[Figure record extracts]

——————

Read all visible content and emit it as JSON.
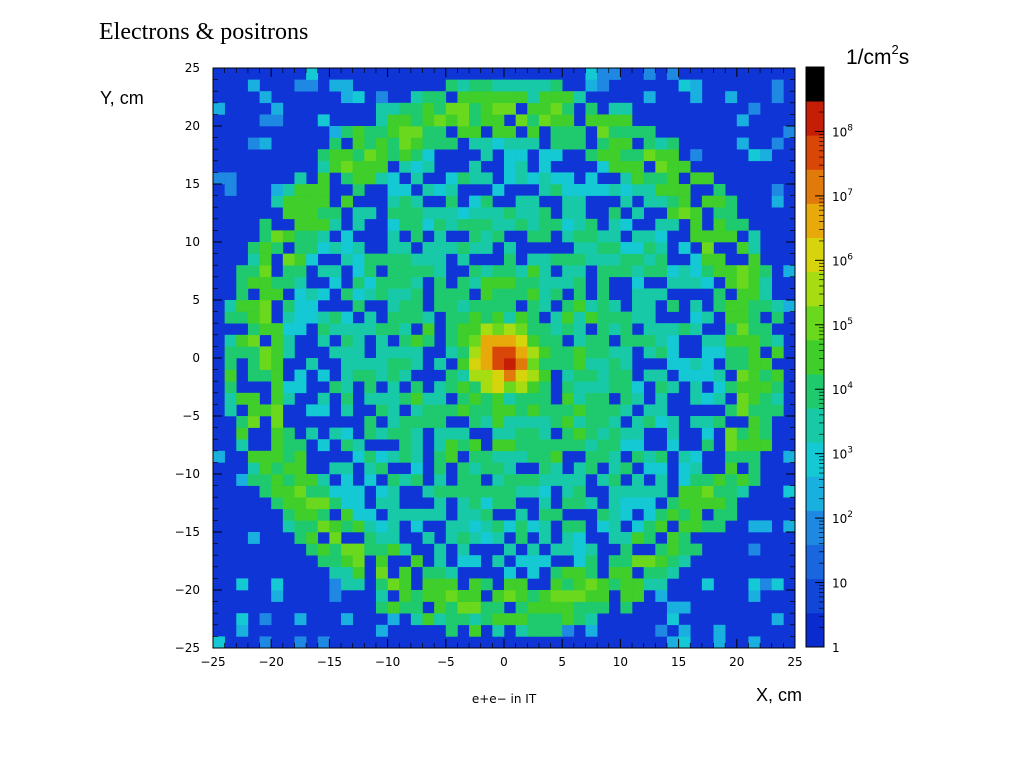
{
  "figure": {
    "title": "Electrons & positrons",
    "units_base": "1/cm",
    "units_exp": "2",
    "units_suffix": "s",
    "y_axis_text": "Y, cm",
    "x_axis_text": "X, cm"
  },
  "chart_data": {
    "type": "heatmap",
    "title": "e+e− in IT",
    "xlabel": "X, cm",
    "ylabel": "Y, cm",
    "xlim": [
      -25,
      25
    ],
    "ylim": [
      -25,
      25
    ],
    "x_ticks": [
      -25,
      -20,
      -15,
      -10,
      -5,
      0,
      5,
      10,
      15,
      20,
      25
    ],
    "y_ticks": [
      -25,
      -20,
      -15,
      -10,
      -5,
      0,
      5,
      10,
      15,
      20,
      25
    ],
    "x_tick_labels": [
      "−25",
      "−20",
      "−15",
      "−10",
      "−5",
      "0",
      "5",
      "10",
      "15",
      "20",
      "25"
    ],
    "y_tick_labels": [
      "−25",
      "−20",
      "−15",
      "−10",
      "−5",
      "0",
      "5",
      "10",
      "15",
      "20",
      "25"
    ],
    "bins": {
      "nx": 50,
      "ny": 50,
      "bin_width_cm": 1
    },
    "z_scale": "log",
    "z_range": [
      1,
      1000000000
    ],
    "colorbar_ticks": [
      1,
      10,
      100,
      1000,
      10000,
      100000,
      1000000,
      10000000,
      100000000
    ],
    "colorbar_tick_labels": [
      {
        "base": "1",
        "exp": ""
      },
      {
        "base": "10",
        "exp": ""
      },
      {
        "base": "10",
        "exp": "2"
      },
      {
        "base": "10",
        "exp": "3"
      },
      {
        "base": "10",
        "exp": "4"
      },
      {
        "base": "10",
        "exp": "5"
      },
      {
        "base": "10",
        "exp": "6"
      },
      {
        "base": "10",
        "exp": "7"
      },
      {
        "base": "10",
        "exp": "8"
      }
    ],
    "colorbar_units": "1/cm²s",
    "background_color": "#0f35d6",
    "palette": [
      "#0a2ccf",
      "#1246d6",
      "#1a66de",
      "#1f88e2",
      "#19b0e0",
      "#15c9d4",
      "#18c9a8",
      "#1fca6e",
      "#3fce2a",
      "#6ad91e",
      "#a6dc12",
      "#d6d40c",
      "#e8aa0a",
      "#e07a0a",
      "#d84608",
      "#c41e06",
      "#000000"
    ],
    "structure": {
      "hotspot_center": [
        0,
        0
      ],
      "hotspot_peak_flux": 1000000000,
      "ring_radius_cm": 21,
      "ring_peak_flux": 50000
    }
  }
}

——————

Strip out the pictures and quote the remaining data word for word.

» **Written reply**:
Read all visible content and emit it as JSON.
{
  "figure": {
    "title": "Electrons & positrons",
    "units_base": "1/cm",
    "units_exp": "2",
    "units_suffix": "s",
    "y_axis_text": "Y, cm",
    "x_axis_text": "X, cm"
  },
  "chart_data": {
    "type": "heatmap",
    "title": "e+e− in IT",
    "xlabel": "X, cm",
    "ylabel": "Y, cm",
    "xlim": [
      -25,
      25
    ],
    "ylim": [
      -25,
      25
    ],
    "x_ticks": [
      -25,
      -20,
      -15,
      -10,
      -5,
      0,
      5,
      10,
      15,
      20,
      25
    ],
    "y_ticks": [
      -25,
      -20,
      -15,
      -10,
      -5,
      0,
      5,
      10,
      15,
      20,
      25
    ],
    "x_tick_labels": [
      "−25",
      "−20",
      "−15",
      "−10",
      "−5",
      "0",
      "5",
      "10",
      "15",
      "20",
      "25"
    ],
    "y_tick_labels": [
      "−25",
      "−20",
      "−15",
      "−10",
      "−5",
      "0",
      "5",
      "10",
      "15",
      "20",
      "25"
    ],
    "bins": {
      "nx": 50,
      "ny": 50,
      "bin_width_cm": 1
    },
    "z_scale": "log",
    "z_range": [
      1,
      1000000000
    ],
    "colorbar_ticks": [
      1,
      10,
      100,
      1000,
      10000,
      100000,
      1000000,
      10000000,
      100000000
    ],
    "colorbar_tick_labels": [
      {
        "base": "1",
        "exp": ""
      },
      {
        "base": "10",
        "exp": ""
      },
      {
        "base": "10",
        "exp": "2"
      },
      {
        "base": "10",
        "exp": "3"
      },
      {
        "base": "10",
        "exp": "4"
      },
      {
        "base": "10",
        "exp": "5"
      },
      {
        "base": "10",
        "exp": "6"
      },
      {
        "base": "10",
        "exp": "7"
      },
      {
        "base": "10",
        "exp": "8"
      }
    ],
    "colorbar_units": "1/cm²s",
    "background_color": "#0f35d6",
    "palette": [
      "#0a2ccf",
      "#1246d6",
      "#1a66de",
      "#1f88e2",
      "#19b0e0",
      "#15c9d4",
      "#18c9a8",
      "#1fca6e",
      "#3fce2a",
      "#6ad91e",
      "#a6dc12",
      "#d6d40c",
      "#e8aa0a",
      "#e07a0a",
      "#d84608",
      "#c41e06",
      "#000000"
    ],
    "structure": {
      "hotspot_center": [
        0,
        0
      ],
      "hotspot_peak_flux": 1000000000,
      "ring_radius_cm": 21,
      "ring_peak_flux": 50000
    }
  }
}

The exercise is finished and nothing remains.